§ Work to do
Pull out every line below that contains the word "text".

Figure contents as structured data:
---------------

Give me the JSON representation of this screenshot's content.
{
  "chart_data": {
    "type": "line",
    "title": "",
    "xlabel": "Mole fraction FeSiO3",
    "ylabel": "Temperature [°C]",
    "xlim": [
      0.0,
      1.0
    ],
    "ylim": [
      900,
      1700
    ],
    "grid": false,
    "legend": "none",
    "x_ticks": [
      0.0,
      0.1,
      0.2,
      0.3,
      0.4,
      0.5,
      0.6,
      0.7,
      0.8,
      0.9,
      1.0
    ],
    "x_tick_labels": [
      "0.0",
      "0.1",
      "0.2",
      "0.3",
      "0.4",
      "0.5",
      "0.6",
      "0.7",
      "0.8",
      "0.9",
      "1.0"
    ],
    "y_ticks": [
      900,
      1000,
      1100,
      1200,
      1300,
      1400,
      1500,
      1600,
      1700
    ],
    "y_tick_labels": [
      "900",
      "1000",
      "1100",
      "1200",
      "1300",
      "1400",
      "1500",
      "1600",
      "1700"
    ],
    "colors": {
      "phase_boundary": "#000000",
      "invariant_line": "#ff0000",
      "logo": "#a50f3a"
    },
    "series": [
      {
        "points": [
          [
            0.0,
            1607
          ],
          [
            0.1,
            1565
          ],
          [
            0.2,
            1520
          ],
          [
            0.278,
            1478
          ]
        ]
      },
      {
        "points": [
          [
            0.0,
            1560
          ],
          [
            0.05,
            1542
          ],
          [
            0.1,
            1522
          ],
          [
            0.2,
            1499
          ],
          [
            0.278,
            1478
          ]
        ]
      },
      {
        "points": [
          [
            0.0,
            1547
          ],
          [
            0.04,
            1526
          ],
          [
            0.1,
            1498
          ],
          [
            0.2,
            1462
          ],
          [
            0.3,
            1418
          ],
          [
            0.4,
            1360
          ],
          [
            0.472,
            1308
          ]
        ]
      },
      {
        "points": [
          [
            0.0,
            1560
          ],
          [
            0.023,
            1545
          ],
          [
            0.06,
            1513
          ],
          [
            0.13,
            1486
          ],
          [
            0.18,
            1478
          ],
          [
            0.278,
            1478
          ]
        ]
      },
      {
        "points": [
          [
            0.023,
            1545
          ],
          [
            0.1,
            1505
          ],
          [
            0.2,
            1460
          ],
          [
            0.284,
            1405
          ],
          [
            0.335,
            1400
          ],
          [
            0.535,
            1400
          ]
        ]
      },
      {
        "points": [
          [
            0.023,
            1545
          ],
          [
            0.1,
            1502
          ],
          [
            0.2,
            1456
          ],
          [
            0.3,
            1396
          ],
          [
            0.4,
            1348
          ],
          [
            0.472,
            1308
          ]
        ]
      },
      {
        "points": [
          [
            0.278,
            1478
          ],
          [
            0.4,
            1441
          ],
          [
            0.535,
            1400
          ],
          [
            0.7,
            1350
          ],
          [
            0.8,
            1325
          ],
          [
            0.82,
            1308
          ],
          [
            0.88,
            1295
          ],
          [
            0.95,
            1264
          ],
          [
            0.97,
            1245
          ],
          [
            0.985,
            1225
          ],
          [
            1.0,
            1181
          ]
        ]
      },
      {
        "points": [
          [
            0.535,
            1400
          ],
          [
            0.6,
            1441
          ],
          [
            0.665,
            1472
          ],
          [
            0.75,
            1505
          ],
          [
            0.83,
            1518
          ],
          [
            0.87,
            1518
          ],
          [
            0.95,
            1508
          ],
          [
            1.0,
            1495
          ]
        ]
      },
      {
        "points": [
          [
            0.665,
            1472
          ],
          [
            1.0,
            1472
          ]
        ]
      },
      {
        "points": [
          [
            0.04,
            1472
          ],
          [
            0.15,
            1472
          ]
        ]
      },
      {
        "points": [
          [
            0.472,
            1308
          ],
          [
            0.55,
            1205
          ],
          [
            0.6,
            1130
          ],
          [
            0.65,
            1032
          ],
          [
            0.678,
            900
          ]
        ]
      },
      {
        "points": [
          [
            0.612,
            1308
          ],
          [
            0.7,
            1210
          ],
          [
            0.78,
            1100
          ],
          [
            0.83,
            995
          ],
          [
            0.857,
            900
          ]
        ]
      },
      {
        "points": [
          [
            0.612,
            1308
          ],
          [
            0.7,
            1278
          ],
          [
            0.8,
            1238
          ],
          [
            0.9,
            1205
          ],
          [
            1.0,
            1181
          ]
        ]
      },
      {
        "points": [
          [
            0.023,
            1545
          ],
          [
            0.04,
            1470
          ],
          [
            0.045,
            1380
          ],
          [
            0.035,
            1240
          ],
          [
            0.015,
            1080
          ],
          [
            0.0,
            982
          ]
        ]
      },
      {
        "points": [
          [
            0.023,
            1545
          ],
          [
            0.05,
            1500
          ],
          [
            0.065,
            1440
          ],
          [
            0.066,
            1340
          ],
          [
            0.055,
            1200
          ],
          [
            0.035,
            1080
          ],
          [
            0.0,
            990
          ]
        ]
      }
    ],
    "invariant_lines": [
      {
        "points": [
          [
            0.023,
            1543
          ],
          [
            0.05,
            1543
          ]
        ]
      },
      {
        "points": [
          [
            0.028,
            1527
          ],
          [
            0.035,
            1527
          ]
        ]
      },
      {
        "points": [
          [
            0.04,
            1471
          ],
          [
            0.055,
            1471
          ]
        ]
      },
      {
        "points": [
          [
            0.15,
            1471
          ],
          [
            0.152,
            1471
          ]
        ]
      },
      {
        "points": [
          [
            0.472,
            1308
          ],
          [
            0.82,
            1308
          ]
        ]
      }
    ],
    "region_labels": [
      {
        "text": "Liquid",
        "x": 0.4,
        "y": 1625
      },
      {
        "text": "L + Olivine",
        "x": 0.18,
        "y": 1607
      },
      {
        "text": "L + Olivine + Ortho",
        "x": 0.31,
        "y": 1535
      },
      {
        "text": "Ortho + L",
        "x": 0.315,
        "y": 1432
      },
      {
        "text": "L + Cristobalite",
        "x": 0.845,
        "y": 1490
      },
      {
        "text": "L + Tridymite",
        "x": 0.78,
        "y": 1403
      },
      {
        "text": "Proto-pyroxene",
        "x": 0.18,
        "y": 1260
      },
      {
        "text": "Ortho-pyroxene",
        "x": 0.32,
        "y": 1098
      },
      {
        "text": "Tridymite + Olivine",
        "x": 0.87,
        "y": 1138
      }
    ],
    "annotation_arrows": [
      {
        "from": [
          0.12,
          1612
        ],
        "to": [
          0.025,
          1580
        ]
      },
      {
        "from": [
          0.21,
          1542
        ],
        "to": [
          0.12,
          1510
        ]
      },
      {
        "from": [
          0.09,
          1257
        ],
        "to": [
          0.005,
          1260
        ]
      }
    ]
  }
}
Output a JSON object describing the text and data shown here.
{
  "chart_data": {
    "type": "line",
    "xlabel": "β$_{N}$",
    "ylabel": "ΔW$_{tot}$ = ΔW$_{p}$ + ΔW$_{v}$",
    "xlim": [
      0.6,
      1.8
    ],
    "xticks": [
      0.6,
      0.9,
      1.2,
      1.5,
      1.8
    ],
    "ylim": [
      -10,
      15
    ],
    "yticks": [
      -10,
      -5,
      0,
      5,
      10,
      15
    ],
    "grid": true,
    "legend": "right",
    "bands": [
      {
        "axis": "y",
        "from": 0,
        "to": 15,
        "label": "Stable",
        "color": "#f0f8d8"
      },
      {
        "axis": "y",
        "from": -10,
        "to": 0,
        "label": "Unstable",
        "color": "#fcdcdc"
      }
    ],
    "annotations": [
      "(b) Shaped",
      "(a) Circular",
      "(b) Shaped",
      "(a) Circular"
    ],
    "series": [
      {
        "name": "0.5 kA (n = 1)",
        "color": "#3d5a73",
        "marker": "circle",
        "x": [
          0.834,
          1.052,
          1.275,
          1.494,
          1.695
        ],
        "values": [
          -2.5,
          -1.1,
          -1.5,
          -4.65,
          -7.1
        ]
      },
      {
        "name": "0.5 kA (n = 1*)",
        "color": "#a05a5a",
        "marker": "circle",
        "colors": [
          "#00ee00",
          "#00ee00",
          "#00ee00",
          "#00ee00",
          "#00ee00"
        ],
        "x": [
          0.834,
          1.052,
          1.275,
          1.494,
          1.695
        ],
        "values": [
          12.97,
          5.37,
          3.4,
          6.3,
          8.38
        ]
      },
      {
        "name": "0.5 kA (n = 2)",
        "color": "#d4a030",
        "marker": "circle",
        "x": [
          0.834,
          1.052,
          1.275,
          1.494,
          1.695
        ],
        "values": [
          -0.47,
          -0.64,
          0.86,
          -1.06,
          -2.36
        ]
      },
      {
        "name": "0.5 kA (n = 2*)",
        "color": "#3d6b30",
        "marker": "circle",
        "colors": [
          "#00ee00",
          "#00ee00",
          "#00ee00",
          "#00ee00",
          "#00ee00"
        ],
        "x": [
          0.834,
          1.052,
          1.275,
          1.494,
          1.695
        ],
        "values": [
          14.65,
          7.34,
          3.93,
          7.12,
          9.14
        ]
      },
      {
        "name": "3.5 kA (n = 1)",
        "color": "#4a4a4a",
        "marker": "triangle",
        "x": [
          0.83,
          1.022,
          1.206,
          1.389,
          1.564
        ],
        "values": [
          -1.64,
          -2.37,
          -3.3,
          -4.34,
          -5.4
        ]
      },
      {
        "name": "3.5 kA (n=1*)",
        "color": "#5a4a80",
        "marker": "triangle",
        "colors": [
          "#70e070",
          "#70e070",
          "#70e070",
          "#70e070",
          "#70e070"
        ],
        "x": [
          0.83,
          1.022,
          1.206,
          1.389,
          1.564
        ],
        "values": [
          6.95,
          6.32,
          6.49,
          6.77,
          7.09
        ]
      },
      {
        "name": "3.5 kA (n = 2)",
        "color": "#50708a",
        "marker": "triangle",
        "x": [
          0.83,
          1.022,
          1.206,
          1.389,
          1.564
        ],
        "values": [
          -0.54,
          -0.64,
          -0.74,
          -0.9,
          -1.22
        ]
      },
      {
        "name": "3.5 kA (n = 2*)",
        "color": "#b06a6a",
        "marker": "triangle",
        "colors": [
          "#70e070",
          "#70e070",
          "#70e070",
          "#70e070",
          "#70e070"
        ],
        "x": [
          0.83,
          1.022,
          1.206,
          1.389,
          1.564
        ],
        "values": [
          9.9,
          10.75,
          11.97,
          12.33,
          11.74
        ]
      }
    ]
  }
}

---------------

§ Response to the task
        "text": "Liquid",
        "text": "L + Olivine",
        "text": "L + Olivine + Ortho",
        "text": "Ortho + L",
        "text": "L + Cristobalite",
        "text": "L + Tridymite",
        "text": "Proto-pyroxene",
        "text": "Ortho-pyroxene",
        "text": "Tridymite + Olivine",
Output a JSON object describing the text and data shown here.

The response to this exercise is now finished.